Would you quote the material below in full and unchanged?

--- Start Dataset ---

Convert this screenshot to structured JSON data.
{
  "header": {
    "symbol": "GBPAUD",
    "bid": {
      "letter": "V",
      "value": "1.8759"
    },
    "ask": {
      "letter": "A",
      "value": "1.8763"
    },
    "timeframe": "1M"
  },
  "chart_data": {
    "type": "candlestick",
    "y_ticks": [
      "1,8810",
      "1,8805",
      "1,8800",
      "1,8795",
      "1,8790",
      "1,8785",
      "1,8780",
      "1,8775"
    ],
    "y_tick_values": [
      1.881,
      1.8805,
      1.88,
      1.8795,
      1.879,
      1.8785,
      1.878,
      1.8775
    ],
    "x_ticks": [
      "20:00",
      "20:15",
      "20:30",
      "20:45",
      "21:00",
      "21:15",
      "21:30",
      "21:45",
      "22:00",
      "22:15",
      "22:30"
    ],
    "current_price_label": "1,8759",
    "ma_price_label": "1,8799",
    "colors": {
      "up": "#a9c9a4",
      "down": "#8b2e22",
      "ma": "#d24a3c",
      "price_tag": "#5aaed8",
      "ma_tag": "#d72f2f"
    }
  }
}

--- End Dataset ---

--- Exercise output ---
Convert this screenshot to structured JSON data.
{
  "header": {
    "symbol": "GBPAUD",
    "bid": {
      "letter": "V",
      "value": "1.8759"
    },
    "ask": {
      "letter": "A",
      "value": "1.8763"
    },
    "timeframe": "1M"
  },
  "chart_data": {
    "type": "candlestick",
    "y_ticks": [
      "1,8810",
      "1,8805",
      "1,8800",
      "1,8795",
      "1,8790",
      "1,8785",
      "1,8780",
      "1,8775"
    ],
    "y_tick_values": [
      1.881,
      1.8805,
      1.88,
      1.8795,
      1.879,
      1.8785,
      1.878,
      1.8775
    ],
    "x_ticks": [
      "20:00",
      "20:15",
      "20:30",
      "20:45",
      "21:00",
      "21:15",
      "21:30",
      "21:45",
      "22:00",
      "22:15",
      "22:30"
    ],
    "current_price_label": "1,8759",
    "ma_price_label": "1,8799",
    "colors": {
      "up": "#a9c9a4",
      "down": "#8b2e22",
      "ma": "#d24a3c",
      "price_tag": "#5aaed8",
      "ma_tag": "#d72f2f"
    }
  }
}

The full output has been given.